• **TASK DESCRIPTION**
Please write out all of the entries beneath this line exactly, skipping the pictures.

(Collection entries)

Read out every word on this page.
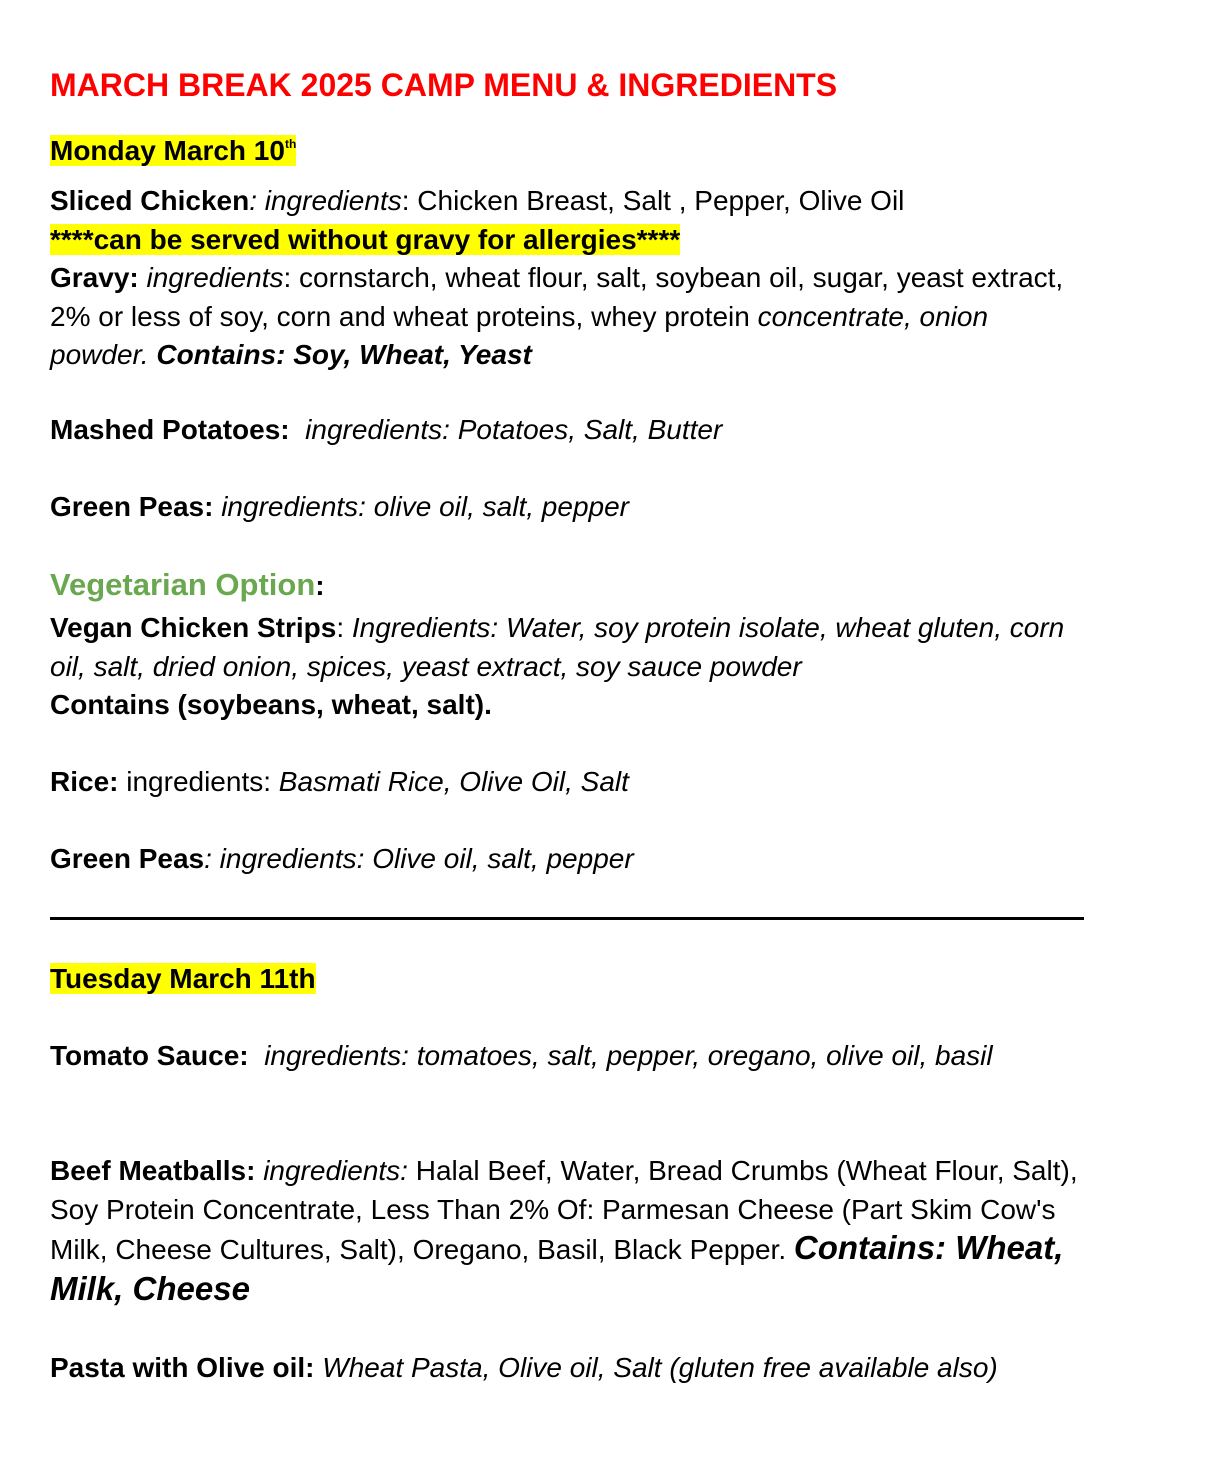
MARCH BREAK 2025 CAMP MENU & INGREDIENTS
Monday March 10th
Sliced Chicken: ingredients: Chicken Breast, Salt , Pepper, Olive Oil
****can be served without gravy for allergies****
Gravy: ingredients: cornstarch, wheat flour, salt, soybean oil, sugar, yeast extract, 2% or less of soy, corn and wheat proteins, whey protein concentrate, onion powder. Contains: Soy, Wheat, Yeast
Mashed Potatoes: ingredients: Potatoes, Salt, Butter
Green Peas: ingredients: olive oil, salt, pepper
Vegetarian Option:
Vegan Chicken Strips: Ingredients: Water, soy protein isolate, wheat gluten, corn oil, salt, dried onion, spices, yeast extract, soy sauce powder
Contains (soybeans, wheat, salt).
Rice: ingredients: Basmati Rice, Olive Oil, Salt
Green Peas: ingredients: Olive oil, salt, pepper
Tuesday March 11th
Tomato Sauce: ingredients: tomatoes, salt, pepper, oregano, olive oil, basil
Beef Meatballs: ingredients: Halal Beef, Water, Bread Crumbs (Wheat Flour, Salt), Soy Protein Concentrate, Less Than 2% Of: Parmesan Cheese (Part Skim Cow's Milk, Cheese Cultures, Salt), Oregano, Basil, Black Pepper. Contains: Wheat, Milk, Cheese
Pasta with Olive oil: Wheat Pasta, Olive oil, Salt (gluten free available also)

• **REPLY TO THE EXERCISE**
Read out every word on this page.
MARCH BREAK 2025 CAMP MENU & INGREDIENTS
Monday March 10th
Sliced Chicken: ingredients: Chicken Breast, Salt , Pepper, Olive Oil
****can be served without gravy for allergies****
Gravy: ingredients: cornstarch, wheat flour, salt, soybean oil, sugar, yeast extract, 2% or less of soy, corn and wheat proteins, whey protein concentrate, onion powder. Contains: Soy, Wheat, Yeast
Mashed Potatoes: ingredients: Potatoes, Salt, Butter
Green Peas: ingredients: olive oil, salt, pepper
Vegetarian Option:
Vegan Chicken Strips: Ingredients: Water, soy protein isolate, wheat gluten, corn oil, salt, dried onion, spices, yeast extract, soy sauce powder
Contains (soybeans, wheat, salt).
Rice: ingredients: Basmati Rice, Olive Oil, Salt
Green Peas: ingredients: Olive oil, salt, pepper
Tuesday March 11th
Tomato Sauce: ingredients: tomatoes, salt, pepper, oregano, olive oil, basil
Beef Meatballs: ingredients: Halal Beef, Water, Bread Crumbs (Wheat Flour, Salt), Soy Protein Concentrate, Less Than 2% Of: Parmesan Cheese (Part Skim Cow's Milk, Cheese Cultures, Salt), Oregano, Basil, Black Pepper. Contains: Wheat, Milk, Cheese
Pasta with Olive oil: Wheat Pasta, Olive oil, Salt (gluten free available also)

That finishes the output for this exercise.